__Task list__
**a)** Quote the passage of the essay on the book of Job between "Studying Job is" and "falseness of #blessed.", inclusive.
**b)** Extend the essay on the book of Job, picking up after its final sentence.

__Page excerpt__
▶
I have seen the moment of my greatness flicker
And I have seen the eternal Footman hold my coat and snicker,
And in short, I was afraid
-T.S. Eliot, The Love Song of J. Alfred Prufrock
This year I resolved to spend all of 2018 resting in one book of the Bible. Job has always been the most compelling and confusing book to me, so I decided to camp out there. I had no idea what I was signing myself up for five months ago.
Studying Job is awful. It’s terrifying. It makes me feel like an ax looms over my head ready to fall with a scourge of suffering, while simultaneously making my own weak complaints seem completely insignificant (because they are) in light of the insurmountable, outrageous suffering heaped upon the righteous man of Uz. I want Job to end with a promise that God operates predictably, but five times reading to the end and I keep running against the wall that it does not conclude tidily at all. There is no conveniently packaged god in Job’s conclusion. The author does not tell us we can prevent calamity, or hedge ourselves from loss. There is no promise that God will keep evil from touching us. Job strips from us all our wishes for a comfortable life and crashes through the falseness of #blessed.
The book of Job leaves me feeling raw, like I too have been scraping myself with a shard of pottery. I find myself trying to side with Job’s friends, hoping for a tidy, reasonable world system that allows me to predict my future fate. But Job sits upon an ash heap as a shocking, horrible specter, an innocent, faith-filled sufferer standing against his friends’ (and my) attempts at taming God. Job was chosen as a victim precisely because of his solid faith in the God who is sovereign over all, and that is not reassuring.
In Job’s laments I find my own thoughts echo with him asking, why, God? Job questions God, wrestles with him, pleads with him. As I read I feel like I need to come to God’s defense, no Job, he isn’t cruel, yet simultaneously I think, but are you God? But just as my defenses of God are weaker and weaker, and just as Job’s friends set up all sorts of false and wimpy notions about how the world works, suddenly God shows up for himself. He doesn’t need our defense. He answers definitively for himself. In the poetic answer he provides in response to Job’s questions I recall C.S. Lewis’ Aslan, “he is not tame, but he is good.” God doesn’t condemn Job for his questions, and he doesn’t answer them outright either, but he shows up, and by Job’s response–awed, worshipful silence–that’s enough. God doesn’t present himself neatly, he doesn’t lay out his reasons why he allows the Satan to torture Job (though the author gives us a glimpse into the why at the beginning of the book). God doesn’t apologize. I can almost hear his words to Moses reverberate through each stanza, “I AM”, and it is here we see the profound mystery of God, it both unhinges us, and yet somehow comforts us at the same time.
◀
__Record list__
▶
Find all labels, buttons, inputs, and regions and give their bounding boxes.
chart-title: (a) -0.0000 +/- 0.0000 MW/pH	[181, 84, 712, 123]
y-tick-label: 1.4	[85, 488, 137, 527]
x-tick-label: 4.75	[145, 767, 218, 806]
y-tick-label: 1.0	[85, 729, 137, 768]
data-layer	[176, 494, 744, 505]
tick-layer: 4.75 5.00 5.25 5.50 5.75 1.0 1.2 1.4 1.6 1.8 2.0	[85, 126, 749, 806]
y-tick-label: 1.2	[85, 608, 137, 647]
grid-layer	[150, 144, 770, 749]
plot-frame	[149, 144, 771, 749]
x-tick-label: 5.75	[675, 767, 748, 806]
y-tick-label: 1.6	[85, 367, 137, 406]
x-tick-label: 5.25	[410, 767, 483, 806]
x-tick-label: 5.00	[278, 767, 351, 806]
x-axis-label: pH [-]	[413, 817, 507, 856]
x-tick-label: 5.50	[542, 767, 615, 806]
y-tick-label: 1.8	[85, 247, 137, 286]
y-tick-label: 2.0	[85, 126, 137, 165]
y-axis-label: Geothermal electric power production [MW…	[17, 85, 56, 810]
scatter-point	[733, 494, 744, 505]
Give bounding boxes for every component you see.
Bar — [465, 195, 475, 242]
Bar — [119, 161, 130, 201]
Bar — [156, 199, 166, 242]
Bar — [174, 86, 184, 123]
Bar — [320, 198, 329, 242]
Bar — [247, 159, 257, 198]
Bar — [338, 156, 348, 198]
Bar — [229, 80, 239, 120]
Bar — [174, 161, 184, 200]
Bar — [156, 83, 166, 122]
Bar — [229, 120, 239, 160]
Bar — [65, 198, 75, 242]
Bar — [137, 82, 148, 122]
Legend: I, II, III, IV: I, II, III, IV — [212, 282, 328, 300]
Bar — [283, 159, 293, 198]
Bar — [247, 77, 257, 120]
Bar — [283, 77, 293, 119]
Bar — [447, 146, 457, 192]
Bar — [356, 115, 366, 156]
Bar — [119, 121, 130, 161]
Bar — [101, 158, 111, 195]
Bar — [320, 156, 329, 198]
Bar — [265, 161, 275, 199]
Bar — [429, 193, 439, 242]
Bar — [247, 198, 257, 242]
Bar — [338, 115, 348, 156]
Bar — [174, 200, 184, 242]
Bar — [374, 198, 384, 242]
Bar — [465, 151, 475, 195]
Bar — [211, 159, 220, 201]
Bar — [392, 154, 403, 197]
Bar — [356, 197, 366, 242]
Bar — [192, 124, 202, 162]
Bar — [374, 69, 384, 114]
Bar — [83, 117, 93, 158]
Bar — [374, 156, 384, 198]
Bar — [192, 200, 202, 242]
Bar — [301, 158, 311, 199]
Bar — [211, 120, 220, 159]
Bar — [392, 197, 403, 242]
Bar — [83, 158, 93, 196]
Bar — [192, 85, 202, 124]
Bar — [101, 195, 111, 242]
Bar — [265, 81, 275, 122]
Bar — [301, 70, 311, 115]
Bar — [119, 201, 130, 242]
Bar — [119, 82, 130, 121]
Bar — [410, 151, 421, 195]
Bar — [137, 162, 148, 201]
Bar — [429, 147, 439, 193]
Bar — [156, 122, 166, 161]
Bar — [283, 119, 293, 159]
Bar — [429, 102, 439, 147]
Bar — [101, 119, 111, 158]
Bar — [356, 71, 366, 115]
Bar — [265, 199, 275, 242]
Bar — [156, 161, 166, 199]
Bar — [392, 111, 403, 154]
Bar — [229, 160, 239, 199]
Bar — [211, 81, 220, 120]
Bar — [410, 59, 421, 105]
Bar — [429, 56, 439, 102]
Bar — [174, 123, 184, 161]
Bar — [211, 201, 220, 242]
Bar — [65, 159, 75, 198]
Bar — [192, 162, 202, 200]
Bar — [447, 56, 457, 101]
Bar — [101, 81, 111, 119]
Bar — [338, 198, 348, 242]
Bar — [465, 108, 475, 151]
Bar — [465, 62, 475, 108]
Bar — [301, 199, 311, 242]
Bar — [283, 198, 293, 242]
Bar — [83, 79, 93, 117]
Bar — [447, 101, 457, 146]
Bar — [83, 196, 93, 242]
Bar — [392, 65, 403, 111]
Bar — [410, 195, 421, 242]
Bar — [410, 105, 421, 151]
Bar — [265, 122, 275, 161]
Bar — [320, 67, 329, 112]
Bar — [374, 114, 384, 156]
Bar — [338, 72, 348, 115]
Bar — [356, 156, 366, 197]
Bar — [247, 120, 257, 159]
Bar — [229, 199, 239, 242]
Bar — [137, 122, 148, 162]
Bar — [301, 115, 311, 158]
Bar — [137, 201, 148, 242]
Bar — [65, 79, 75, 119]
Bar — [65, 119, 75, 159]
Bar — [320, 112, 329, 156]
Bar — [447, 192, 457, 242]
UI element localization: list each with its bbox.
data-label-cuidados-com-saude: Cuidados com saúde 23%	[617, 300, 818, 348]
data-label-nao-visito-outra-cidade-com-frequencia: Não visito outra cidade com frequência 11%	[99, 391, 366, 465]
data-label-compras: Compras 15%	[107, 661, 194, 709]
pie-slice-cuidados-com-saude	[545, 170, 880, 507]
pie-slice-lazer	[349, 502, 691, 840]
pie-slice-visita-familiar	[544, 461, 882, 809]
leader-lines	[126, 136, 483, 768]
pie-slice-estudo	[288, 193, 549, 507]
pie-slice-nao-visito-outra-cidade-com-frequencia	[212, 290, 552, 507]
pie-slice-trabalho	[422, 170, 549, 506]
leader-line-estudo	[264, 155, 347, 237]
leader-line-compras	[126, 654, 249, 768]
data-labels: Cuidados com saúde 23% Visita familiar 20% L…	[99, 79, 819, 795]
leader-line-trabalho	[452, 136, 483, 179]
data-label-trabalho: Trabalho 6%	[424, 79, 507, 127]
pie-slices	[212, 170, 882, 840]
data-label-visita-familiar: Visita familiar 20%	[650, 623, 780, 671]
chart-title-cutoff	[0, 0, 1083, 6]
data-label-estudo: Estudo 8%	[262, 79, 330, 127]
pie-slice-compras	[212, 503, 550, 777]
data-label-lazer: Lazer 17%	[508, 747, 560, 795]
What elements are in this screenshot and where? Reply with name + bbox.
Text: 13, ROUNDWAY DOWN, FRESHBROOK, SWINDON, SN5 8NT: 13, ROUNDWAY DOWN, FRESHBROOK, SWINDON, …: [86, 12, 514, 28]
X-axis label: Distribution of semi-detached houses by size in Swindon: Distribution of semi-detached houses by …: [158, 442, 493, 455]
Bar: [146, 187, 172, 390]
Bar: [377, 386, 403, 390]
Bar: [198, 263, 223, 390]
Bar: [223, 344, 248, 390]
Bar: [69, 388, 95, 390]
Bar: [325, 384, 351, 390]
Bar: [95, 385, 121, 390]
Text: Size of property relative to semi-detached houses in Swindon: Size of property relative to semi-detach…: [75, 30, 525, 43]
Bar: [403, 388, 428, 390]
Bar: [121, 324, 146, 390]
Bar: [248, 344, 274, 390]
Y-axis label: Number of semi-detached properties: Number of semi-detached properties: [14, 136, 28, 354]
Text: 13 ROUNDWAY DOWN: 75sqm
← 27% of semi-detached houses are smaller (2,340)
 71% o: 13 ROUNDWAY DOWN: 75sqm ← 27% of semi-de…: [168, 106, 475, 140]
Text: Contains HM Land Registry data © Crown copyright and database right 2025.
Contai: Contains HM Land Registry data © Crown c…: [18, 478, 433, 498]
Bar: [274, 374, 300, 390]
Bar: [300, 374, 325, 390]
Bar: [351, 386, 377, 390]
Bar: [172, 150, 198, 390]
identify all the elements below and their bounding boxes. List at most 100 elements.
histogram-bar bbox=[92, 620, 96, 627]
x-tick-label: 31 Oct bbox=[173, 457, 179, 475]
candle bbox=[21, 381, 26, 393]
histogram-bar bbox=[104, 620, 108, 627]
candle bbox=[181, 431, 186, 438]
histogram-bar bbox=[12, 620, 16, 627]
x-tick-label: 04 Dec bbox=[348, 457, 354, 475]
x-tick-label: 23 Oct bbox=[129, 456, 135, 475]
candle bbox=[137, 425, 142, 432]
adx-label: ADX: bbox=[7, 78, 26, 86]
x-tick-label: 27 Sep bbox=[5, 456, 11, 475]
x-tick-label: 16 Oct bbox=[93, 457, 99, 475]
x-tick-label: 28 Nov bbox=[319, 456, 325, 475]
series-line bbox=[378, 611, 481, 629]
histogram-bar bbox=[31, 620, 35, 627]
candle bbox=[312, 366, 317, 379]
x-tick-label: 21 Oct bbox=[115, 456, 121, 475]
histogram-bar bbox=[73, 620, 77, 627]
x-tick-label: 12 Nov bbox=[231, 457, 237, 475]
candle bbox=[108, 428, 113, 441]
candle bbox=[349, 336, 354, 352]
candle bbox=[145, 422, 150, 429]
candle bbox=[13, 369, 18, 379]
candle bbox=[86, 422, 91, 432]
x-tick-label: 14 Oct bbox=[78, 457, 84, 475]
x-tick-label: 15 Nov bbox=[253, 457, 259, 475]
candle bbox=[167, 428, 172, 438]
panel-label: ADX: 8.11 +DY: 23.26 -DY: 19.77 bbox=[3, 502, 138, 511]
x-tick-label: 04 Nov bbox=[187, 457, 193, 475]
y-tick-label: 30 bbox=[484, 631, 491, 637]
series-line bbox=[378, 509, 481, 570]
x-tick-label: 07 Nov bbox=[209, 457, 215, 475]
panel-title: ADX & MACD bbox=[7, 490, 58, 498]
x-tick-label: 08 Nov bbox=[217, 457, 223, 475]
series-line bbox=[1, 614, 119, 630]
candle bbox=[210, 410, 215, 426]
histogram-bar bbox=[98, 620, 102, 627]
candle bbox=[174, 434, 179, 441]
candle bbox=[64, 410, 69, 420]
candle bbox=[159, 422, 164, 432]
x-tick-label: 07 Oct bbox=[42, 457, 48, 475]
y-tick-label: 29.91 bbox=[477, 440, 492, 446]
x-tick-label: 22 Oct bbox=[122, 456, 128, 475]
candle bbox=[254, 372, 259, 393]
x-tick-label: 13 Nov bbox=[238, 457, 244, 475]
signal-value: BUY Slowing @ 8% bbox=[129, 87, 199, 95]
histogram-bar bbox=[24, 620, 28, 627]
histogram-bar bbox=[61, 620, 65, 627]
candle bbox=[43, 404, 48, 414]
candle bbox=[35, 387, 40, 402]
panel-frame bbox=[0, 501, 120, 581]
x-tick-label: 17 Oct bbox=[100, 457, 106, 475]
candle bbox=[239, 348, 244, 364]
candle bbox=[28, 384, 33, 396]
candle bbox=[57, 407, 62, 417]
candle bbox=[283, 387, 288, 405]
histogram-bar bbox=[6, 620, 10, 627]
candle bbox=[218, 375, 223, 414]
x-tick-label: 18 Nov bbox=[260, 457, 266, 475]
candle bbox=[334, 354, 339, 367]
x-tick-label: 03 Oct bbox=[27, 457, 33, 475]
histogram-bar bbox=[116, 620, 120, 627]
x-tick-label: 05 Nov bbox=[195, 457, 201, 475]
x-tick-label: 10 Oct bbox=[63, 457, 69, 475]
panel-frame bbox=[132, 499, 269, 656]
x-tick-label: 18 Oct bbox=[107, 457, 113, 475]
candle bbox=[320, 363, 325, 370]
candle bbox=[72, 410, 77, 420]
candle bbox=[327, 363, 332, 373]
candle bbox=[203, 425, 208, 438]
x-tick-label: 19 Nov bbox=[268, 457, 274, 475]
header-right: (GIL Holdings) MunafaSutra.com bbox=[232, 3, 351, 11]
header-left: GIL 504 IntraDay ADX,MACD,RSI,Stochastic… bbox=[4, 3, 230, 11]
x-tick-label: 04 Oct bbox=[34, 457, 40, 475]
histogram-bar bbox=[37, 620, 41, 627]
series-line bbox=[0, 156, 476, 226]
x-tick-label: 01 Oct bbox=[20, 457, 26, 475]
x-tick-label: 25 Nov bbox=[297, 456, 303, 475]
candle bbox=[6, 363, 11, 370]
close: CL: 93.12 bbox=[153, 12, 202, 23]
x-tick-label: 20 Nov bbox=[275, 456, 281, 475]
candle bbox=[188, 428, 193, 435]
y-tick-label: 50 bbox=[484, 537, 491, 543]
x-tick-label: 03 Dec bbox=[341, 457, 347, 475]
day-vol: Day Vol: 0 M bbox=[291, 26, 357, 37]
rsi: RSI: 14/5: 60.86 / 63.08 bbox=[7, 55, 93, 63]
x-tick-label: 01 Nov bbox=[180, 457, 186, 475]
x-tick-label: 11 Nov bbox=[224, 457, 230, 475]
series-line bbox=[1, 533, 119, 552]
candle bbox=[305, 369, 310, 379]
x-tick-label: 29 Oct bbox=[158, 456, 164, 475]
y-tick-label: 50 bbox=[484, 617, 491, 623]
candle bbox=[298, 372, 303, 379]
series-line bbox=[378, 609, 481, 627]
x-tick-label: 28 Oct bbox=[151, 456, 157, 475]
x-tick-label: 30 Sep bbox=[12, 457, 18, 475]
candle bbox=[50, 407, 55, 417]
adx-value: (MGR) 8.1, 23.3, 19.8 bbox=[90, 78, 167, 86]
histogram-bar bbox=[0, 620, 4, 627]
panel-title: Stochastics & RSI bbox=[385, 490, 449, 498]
◀
__Outputs by task__
**a)**
Studying Job is awful. It’s terrifying. It makes me feel like an ax looms over my head ready to fall with a scourge of suffering, while simultaneously making my own weak complaints seem completely insignificant (because they are) in light of the insurmountable, outrageous suffering heaped upon the righteous man of Uz. I want Job to end with a promise that God operates predictably, but five times reading to the end and I keep running against the wall that it does not conclude tidily at all. There is no conveniently packaged god in Job’s conclusion. The author does not tell us we can prevent calamity, or hedge ourselves from loss. There is no promise that God will keep evil from touching us. Job strips from us all our wishes for a comfortable life and crashes through the falseness of #blessed.

**b)**
God is God. If he is, he is worth bowing to, and this is precisely what we see Job do. Job doesn’t bow to God because he gave him great wealth–it’s been stripped away by raiders, or because of his beautiful children–they’ve been snuffed out in a violent storm, or because of his loving wife–she looks upon him in derision, or because of his faithful friends–they’ve accused him of hidden sin and grieved as though he has already died. No, Job worships God, not because of what God has given him, but because of who God is, and as he does so he proves that God was right when he points Job out to the Satan at the beginning of the book. Job worships God because he is God: all powerful, all loving, all holy, all good, Creator and Sustainer of all. And because Job trusts who God is, he looks forward with hope, even in the midst of the most absurd, gut-wrenching suffering, because he trusts in a future Redeemer who will one days set all things right.
For I know that my Redeemer lives,
and at the last he will stand upon the earth.
And after my skin has been thus destroyed,
yet in my flesh I shall see God,
whom I shall see for myself,
and my eyes shall behold and not another.
My heart faints within me!
Job 19:25-27
Not one inch of this world is outside of God’s hand, and for this Epoch he has allowed evil–on a leash yes, but still running rampant–to cause great suffering. But the suffering and evil of this world are not the last word. God is God, and he has bent down into our tumultuous world and touched us by innocently suffering himself, to a far greater degree than even Job.
As Eliphaz asks, who that was innocent ever perished? (4:7). The Bible places against that question a large eternal cross.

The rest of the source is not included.